→ Goal: Go through the data below. List every line that holds the word "value".

Stored data entries
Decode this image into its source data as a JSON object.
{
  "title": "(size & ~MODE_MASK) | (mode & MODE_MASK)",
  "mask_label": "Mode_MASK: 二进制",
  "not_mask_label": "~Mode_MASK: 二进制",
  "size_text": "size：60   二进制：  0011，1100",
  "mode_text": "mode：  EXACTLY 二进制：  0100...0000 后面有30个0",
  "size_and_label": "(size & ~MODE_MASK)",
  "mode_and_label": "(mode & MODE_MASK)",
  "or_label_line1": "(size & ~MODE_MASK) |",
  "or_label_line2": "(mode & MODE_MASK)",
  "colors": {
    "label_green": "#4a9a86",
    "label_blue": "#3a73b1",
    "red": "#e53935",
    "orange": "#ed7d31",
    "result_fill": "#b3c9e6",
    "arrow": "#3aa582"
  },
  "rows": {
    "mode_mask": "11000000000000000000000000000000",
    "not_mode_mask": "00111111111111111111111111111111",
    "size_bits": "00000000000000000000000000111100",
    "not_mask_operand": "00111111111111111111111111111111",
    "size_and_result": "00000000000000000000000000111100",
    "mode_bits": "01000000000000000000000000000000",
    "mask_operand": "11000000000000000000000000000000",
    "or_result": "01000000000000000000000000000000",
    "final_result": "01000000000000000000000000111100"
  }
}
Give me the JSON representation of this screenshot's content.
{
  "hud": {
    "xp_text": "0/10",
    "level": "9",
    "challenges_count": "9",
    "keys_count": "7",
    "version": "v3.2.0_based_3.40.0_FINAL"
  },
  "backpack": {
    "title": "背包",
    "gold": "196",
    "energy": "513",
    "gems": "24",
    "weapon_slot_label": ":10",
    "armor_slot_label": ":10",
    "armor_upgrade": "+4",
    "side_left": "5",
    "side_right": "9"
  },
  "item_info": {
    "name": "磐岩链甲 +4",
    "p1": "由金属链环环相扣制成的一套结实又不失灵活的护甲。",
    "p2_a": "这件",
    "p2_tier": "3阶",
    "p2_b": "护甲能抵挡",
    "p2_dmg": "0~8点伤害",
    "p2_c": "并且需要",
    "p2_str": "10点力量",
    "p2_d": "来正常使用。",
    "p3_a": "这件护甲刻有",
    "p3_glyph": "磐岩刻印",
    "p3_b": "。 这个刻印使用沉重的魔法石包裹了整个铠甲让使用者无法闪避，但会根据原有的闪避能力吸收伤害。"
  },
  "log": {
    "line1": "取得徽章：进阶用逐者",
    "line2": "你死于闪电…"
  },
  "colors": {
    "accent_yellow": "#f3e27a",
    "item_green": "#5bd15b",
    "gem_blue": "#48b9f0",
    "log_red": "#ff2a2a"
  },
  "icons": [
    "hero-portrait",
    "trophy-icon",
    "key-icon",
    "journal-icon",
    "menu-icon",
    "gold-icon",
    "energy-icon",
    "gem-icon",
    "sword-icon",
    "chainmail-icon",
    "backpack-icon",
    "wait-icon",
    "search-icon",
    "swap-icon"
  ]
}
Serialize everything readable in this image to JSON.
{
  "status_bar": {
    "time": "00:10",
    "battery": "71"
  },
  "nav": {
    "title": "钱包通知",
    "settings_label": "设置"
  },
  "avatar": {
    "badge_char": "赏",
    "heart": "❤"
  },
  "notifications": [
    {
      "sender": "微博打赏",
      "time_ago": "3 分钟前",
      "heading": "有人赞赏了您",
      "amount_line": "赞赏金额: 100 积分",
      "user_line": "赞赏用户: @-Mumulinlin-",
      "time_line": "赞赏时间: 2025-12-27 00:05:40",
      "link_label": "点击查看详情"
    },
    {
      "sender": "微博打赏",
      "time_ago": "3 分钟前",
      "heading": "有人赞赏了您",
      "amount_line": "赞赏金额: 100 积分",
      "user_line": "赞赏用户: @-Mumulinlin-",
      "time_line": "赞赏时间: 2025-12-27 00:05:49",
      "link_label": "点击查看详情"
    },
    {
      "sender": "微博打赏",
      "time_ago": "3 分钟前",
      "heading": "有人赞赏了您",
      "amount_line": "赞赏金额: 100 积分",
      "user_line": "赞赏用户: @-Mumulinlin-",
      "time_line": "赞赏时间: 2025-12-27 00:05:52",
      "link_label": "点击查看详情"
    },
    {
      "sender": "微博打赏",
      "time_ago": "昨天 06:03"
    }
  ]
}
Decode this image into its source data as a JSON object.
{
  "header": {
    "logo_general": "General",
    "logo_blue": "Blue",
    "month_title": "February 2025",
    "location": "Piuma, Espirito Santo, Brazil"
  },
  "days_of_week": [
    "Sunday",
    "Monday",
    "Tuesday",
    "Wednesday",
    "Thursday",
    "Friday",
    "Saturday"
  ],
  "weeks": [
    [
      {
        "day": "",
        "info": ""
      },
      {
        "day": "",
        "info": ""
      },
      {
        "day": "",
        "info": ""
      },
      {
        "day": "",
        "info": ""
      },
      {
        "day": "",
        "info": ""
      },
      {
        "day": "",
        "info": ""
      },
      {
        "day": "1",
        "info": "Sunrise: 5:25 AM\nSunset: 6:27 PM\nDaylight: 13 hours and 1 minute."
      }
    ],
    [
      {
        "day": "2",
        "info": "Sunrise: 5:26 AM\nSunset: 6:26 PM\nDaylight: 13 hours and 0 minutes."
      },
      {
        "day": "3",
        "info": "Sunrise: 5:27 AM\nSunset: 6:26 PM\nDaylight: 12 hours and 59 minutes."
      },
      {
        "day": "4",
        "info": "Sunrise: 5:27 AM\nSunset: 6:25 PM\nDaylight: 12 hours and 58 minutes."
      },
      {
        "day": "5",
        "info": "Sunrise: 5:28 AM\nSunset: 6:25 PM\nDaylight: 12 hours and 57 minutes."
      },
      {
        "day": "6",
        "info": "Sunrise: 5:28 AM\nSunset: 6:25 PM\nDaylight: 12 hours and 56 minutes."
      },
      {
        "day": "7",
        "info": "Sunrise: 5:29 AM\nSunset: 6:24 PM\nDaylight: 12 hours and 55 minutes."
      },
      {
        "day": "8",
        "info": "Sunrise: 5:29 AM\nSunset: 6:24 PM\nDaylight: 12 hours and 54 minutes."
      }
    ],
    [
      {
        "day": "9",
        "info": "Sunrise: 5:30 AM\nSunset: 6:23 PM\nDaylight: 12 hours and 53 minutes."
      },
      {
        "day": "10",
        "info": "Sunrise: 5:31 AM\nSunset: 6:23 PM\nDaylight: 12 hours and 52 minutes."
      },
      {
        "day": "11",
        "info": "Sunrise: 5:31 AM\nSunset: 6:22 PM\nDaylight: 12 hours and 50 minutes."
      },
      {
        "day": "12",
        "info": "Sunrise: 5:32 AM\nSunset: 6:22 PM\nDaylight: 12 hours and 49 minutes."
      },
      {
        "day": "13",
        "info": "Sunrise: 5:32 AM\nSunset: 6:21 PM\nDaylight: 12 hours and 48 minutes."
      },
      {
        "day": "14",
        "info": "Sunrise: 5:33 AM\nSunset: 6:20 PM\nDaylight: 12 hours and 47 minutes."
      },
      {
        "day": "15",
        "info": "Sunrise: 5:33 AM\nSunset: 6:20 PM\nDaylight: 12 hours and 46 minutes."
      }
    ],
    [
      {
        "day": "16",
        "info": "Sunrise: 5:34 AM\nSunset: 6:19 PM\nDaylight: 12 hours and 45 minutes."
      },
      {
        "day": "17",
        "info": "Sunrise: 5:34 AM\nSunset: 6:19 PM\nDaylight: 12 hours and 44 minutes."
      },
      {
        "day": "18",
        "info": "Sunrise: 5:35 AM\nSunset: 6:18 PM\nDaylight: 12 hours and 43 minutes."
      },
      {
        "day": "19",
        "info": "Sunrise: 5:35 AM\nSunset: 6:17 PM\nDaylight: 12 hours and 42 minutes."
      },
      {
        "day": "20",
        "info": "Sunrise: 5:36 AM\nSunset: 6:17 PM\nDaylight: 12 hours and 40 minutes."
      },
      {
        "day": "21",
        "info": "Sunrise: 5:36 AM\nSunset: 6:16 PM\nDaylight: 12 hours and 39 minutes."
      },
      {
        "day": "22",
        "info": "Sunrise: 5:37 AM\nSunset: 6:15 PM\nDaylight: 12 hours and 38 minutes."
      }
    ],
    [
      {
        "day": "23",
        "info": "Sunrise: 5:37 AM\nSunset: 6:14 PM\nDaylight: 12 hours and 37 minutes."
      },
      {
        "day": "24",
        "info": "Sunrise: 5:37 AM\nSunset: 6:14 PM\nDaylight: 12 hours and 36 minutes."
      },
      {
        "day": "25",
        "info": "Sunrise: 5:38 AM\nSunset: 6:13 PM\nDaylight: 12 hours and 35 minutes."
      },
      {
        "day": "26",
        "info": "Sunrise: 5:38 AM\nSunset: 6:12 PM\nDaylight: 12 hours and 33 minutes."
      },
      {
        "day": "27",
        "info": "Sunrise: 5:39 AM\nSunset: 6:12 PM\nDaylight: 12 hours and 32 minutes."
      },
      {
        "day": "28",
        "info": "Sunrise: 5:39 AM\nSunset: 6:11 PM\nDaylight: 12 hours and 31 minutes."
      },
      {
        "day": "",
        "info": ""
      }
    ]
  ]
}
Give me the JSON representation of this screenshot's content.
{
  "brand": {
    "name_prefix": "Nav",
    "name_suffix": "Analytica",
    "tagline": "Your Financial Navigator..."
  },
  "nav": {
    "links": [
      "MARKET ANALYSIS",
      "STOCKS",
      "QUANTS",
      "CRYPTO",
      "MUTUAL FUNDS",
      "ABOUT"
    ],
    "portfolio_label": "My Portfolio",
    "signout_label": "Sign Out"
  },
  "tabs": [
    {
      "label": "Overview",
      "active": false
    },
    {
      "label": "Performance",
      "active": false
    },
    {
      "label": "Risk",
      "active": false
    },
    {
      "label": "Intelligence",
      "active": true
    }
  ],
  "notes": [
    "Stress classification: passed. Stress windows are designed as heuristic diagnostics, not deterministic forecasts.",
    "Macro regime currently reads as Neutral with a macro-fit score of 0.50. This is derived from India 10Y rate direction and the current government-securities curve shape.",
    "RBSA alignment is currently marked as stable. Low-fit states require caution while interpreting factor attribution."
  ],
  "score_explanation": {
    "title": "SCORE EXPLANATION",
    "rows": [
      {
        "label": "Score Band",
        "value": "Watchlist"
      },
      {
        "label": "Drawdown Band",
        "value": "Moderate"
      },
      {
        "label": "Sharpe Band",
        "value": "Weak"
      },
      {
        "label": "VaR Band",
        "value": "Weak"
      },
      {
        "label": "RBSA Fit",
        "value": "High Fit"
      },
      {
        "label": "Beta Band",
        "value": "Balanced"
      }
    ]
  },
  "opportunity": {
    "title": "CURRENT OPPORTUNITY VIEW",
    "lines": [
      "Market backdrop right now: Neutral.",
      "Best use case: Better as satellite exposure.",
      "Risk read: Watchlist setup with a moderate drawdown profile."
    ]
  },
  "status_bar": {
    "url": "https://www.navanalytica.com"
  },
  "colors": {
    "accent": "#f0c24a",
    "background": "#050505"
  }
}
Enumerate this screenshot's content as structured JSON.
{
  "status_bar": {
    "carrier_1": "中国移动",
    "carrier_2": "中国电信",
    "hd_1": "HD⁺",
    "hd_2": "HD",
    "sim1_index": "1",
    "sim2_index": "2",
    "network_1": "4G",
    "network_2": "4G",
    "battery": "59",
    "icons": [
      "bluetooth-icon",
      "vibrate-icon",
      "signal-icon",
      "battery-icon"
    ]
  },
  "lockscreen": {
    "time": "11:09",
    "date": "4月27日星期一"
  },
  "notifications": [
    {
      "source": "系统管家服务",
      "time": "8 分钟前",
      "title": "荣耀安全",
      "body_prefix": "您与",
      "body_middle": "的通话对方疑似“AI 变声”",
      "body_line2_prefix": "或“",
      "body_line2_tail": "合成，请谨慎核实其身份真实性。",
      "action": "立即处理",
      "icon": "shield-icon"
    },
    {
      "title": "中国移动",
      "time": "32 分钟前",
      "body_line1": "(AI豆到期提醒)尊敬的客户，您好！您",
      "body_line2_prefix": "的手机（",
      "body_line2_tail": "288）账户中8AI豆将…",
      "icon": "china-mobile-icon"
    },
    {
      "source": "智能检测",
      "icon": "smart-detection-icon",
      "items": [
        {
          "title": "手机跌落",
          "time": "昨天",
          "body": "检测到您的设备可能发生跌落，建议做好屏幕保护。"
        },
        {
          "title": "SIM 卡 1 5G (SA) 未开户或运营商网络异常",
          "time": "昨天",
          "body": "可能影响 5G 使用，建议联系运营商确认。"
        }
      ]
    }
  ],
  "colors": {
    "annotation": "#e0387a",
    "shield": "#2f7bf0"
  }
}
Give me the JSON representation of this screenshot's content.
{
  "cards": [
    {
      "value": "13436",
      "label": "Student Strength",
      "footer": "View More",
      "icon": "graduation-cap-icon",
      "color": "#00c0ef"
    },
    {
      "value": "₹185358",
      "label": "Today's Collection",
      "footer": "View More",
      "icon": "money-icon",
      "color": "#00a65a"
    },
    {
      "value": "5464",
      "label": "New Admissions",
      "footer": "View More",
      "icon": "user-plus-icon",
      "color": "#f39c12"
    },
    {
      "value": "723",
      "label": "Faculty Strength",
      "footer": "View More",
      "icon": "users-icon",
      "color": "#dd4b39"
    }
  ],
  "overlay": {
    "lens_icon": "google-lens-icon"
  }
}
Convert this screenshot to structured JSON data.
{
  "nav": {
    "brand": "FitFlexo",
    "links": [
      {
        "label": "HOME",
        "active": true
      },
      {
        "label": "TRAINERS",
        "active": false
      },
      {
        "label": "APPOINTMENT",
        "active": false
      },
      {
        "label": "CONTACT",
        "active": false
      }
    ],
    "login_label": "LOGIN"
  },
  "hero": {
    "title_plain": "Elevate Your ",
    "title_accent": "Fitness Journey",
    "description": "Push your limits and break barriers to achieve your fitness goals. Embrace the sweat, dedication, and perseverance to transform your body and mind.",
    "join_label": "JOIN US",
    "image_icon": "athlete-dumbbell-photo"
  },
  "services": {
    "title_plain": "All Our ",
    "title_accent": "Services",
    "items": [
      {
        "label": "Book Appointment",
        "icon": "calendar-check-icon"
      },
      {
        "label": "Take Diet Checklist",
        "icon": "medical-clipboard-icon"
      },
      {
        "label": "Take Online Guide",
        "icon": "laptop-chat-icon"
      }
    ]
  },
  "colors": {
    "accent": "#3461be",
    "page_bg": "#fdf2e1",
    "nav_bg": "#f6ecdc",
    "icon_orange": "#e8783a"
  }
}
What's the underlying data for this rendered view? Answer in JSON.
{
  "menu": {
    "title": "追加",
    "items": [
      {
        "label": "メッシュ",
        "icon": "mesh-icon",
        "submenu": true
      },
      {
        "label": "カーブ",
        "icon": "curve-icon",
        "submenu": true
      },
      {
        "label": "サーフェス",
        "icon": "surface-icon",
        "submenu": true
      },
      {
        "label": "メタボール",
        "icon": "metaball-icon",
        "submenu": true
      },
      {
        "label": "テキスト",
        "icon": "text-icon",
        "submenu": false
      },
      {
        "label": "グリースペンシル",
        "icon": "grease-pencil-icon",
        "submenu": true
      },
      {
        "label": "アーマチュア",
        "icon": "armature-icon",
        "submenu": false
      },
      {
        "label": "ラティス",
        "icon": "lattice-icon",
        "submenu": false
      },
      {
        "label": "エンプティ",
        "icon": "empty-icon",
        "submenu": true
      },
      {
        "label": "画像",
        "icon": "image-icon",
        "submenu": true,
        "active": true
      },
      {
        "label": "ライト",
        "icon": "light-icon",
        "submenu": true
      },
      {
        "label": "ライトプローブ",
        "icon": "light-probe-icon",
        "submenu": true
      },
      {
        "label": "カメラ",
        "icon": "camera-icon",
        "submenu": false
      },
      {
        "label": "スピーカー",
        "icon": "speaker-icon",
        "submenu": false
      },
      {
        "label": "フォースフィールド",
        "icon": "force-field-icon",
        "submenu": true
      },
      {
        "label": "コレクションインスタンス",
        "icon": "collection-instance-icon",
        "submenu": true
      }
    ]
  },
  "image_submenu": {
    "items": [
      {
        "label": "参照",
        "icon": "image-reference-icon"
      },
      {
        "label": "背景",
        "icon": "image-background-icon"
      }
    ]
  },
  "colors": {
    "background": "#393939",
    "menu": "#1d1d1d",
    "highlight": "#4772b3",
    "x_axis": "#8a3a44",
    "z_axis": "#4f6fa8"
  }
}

→ Finished answer:
        "value": "Watchlist"
        "value": "Moderate"
        "value": "Weak"
        "value": "Weak"
        "value": "High Fit"
        "value": "Balanced"
      "value": "13436",
      "value": "₹185358",
      "value": "5464",
      "value": "723",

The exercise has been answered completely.